Search the data for the string "falls" and gather each line it is in.

Extracted records
Begin
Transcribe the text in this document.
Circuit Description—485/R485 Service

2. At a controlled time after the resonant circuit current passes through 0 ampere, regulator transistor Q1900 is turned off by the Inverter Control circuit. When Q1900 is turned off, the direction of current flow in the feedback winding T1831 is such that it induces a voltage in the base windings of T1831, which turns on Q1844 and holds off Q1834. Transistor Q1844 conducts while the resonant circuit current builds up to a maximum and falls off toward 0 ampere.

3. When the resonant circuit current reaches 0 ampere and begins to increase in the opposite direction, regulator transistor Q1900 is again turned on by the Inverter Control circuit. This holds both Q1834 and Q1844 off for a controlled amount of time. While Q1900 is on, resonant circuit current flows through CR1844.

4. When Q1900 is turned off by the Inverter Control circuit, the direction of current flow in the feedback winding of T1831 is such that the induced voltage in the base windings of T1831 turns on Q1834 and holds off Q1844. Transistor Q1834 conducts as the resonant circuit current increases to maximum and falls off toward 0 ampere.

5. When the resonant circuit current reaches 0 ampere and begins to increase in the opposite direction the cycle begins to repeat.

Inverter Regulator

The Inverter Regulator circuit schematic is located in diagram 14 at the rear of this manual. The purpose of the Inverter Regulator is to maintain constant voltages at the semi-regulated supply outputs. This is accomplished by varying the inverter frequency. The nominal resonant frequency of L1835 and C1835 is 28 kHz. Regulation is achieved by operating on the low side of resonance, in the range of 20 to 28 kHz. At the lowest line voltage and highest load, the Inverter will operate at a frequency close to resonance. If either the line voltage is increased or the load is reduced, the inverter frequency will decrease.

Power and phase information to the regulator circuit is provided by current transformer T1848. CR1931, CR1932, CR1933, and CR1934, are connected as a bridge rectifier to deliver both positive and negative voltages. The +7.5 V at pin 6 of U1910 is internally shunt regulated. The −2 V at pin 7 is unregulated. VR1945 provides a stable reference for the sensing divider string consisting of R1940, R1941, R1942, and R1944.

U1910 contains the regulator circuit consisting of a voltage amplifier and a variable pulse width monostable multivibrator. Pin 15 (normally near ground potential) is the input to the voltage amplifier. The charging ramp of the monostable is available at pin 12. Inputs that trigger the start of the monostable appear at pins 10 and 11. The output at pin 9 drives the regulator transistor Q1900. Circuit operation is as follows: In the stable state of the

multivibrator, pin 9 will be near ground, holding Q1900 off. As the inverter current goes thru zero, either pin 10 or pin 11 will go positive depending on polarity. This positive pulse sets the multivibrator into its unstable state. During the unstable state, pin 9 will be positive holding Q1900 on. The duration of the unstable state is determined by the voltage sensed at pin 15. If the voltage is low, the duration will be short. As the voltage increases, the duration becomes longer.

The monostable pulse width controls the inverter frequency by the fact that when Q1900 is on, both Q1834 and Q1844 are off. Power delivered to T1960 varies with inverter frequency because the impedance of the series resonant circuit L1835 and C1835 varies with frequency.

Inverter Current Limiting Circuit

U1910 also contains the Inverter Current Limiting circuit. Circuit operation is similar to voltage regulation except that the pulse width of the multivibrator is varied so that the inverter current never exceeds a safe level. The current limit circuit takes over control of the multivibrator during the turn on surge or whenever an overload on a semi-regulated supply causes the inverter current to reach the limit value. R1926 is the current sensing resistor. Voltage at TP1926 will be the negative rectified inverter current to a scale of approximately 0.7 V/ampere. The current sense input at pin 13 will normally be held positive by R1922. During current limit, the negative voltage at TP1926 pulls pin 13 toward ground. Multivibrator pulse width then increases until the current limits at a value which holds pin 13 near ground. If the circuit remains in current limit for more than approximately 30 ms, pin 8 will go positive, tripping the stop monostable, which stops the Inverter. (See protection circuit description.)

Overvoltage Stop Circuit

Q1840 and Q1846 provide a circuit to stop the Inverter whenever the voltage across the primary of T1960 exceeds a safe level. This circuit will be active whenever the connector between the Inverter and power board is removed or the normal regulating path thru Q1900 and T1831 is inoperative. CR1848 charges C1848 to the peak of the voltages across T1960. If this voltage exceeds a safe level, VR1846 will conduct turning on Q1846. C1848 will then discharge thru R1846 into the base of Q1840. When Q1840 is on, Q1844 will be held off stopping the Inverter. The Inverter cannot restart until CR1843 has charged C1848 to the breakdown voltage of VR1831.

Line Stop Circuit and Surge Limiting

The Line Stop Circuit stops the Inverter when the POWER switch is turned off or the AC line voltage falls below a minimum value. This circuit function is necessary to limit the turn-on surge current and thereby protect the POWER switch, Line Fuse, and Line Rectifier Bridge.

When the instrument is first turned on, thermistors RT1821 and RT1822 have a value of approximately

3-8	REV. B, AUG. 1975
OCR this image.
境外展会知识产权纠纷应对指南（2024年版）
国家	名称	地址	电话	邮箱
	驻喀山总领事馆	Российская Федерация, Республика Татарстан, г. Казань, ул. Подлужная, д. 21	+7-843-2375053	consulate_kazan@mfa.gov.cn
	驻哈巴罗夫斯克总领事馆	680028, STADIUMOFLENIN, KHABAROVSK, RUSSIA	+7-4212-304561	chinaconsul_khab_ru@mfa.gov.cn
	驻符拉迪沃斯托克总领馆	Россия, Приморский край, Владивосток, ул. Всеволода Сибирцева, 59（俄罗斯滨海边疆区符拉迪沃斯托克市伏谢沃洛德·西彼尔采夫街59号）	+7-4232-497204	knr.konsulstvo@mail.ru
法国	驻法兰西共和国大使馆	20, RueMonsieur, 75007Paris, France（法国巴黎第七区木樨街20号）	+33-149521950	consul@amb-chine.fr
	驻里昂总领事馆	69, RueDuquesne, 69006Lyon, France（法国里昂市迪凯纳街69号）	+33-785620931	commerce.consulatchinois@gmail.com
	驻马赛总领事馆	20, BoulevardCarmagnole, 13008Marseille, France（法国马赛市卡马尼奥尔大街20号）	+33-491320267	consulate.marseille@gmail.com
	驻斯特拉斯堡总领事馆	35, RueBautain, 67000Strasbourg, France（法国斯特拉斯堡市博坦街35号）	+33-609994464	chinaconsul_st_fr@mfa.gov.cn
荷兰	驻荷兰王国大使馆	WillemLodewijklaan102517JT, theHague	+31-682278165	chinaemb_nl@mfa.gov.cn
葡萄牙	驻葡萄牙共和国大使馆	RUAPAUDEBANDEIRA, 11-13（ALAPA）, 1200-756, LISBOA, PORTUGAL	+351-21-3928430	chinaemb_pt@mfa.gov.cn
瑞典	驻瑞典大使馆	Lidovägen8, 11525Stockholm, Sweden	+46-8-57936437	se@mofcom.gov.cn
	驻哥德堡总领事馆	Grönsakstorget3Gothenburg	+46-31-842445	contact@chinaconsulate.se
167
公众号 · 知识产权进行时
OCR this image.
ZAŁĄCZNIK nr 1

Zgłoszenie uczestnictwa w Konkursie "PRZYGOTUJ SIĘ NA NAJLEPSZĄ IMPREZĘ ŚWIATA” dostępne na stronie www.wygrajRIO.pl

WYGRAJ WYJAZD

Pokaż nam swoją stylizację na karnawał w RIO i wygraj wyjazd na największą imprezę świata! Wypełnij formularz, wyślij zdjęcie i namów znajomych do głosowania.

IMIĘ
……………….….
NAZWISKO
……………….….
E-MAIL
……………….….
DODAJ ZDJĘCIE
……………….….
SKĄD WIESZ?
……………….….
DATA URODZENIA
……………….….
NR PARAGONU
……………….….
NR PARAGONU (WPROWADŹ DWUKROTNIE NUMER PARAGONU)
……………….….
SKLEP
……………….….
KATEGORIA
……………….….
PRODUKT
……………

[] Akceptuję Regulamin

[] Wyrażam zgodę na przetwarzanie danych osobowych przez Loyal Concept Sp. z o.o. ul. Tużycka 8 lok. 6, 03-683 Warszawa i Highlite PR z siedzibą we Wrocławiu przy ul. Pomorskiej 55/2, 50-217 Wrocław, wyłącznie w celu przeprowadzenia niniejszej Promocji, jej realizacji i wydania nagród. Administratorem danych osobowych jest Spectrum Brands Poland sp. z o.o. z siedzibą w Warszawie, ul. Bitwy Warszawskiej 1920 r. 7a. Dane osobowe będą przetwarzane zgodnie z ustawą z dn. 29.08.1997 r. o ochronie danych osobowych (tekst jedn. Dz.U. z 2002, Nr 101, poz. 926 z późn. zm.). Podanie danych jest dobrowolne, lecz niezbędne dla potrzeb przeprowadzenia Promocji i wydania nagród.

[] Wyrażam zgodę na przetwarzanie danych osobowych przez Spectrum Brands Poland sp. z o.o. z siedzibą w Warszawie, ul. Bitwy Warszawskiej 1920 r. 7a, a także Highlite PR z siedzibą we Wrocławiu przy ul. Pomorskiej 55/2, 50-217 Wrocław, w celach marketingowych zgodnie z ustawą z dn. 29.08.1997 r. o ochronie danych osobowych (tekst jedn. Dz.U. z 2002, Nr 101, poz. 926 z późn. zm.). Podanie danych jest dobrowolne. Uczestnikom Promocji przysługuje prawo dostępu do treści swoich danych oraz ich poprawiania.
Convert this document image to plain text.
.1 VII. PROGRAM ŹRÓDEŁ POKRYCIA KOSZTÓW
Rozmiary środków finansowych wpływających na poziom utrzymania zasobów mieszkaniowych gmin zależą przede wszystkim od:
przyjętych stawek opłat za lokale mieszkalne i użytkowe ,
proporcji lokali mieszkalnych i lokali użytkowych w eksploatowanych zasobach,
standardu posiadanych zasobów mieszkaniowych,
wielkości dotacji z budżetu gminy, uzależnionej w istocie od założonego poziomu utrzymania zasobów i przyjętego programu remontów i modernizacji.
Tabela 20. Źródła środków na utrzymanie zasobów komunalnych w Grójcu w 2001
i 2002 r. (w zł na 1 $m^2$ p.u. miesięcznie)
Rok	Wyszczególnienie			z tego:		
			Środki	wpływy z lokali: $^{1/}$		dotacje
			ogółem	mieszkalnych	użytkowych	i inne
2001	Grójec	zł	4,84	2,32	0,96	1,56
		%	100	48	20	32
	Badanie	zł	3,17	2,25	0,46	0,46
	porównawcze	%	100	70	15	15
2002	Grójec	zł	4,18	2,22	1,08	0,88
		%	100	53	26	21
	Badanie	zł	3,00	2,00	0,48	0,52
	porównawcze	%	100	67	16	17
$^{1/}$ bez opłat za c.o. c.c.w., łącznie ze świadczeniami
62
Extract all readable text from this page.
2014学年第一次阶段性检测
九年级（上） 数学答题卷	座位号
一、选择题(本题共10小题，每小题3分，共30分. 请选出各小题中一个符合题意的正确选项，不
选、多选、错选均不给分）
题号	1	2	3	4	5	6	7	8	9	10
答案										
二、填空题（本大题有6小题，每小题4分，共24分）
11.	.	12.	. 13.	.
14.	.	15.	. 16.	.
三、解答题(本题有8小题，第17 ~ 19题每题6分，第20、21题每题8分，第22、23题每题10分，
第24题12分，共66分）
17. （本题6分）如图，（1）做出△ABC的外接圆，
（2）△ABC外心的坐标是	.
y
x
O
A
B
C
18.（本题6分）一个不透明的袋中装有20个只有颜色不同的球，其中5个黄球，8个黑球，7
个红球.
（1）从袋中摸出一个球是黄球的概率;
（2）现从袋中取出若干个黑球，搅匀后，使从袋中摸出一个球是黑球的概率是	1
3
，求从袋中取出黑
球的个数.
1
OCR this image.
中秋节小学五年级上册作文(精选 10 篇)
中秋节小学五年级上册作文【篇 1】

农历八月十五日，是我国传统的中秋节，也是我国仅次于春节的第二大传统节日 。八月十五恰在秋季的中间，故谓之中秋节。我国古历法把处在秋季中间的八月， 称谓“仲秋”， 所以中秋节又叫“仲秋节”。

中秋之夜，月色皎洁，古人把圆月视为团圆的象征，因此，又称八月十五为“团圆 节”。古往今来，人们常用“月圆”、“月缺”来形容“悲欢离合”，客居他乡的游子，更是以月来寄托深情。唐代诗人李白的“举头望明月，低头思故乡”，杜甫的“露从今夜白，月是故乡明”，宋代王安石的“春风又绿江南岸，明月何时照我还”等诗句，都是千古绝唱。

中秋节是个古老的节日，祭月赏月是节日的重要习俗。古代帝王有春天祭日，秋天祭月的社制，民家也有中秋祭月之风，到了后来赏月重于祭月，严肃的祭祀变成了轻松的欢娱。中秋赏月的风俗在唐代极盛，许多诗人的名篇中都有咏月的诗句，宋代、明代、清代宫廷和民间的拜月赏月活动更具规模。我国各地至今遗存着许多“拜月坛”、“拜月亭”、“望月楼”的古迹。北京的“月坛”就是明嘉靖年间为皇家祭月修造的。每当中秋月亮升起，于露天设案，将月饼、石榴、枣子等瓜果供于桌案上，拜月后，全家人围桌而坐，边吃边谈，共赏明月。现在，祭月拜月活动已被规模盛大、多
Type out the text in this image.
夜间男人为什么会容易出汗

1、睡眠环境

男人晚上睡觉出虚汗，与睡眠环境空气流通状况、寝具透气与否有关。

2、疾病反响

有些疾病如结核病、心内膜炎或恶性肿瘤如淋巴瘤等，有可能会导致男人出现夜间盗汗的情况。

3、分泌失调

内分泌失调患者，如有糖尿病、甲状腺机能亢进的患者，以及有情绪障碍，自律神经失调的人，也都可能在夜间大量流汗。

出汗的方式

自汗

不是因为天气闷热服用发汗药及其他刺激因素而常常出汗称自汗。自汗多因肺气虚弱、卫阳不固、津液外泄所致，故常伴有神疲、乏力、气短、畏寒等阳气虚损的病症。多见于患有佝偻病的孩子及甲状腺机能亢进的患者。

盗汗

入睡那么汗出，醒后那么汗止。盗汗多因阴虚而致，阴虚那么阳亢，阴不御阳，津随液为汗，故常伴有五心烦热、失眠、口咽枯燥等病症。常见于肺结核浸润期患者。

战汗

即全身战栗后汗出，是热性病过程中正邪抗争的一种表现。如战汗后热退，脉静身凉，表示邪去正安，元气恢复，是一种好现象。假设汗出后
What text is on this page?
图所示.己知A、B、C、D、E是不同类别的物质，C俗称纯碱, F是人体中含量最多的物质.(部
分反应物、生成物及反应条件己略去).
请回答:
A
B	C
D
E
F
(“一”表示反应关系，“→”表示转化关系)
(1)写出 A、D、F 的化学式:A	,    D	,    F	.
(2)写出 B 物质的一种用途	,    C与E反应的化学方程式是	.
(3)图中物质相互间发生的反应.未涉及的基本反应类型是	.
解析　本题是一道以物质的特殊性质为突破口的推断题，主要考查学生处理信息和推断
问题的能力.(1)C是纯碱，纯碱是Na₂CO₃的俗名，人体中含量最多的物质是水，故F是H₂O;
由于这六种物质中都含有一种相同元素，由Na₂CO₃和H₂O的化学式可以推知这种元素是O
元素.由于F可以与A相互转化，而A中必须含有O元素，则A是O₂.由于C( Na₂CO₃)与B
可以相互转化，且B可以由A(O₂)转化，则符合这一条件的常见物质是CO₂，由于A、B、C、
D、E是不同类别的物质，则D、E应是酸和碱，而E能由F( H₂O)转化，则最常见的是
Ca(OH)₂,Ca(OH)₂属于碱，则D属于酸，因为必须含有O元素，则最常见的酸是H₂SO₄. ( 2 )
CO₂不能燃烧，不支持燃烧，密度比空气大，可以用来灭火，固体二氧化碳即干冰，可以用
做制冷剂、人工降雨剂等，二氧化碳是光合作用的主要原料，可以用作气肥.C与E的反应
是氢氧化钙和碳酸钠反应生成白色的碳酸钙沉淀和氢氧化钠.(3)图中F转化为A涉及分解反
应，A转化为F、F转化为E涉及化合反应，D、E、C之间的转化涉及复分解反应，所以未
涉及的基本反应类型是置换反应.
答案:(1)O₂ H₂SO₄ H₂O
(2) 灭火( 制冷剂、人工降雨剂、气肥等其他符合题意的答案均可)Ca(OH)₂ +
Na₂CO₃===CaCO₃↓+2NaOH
End
• [IN RESPONSE]:
2. At a controlled time after the resonant circuit current passes through 0 ampere, regulator transistor Q1900 is turned off by the Inverter Control circuit. When Q1900 is turned off, the direction of current flow in the feedback winding T1831 is such that it induces a voltage in the base windings of T1831, which turns on Q1844 and holds off Q1834. Transistor Q1844 conducts while the resonant circuit current builds up to a maximum and falls off toward 0 ampere.
4. When Q1900 is turned off by the Inverter Control circuit, the direction of current flow in the feedback winding of T1831 is such that the induced voltage in the base windings of T1831 turns on Q1834 and holds off Q1844. Transistor Q1834 conducts as the resonant circuit current increases to maximum and falls off toward 0 ampere.
The Line Stop Circuit stops the Inverter when the POWER switch is turned off or the AC line voltage falls below a minimum value. This circuit function is necessary to limit the turn-on surge current and thereby protect the POWER switch, Line Fuse, and Line Rectifier Bridge.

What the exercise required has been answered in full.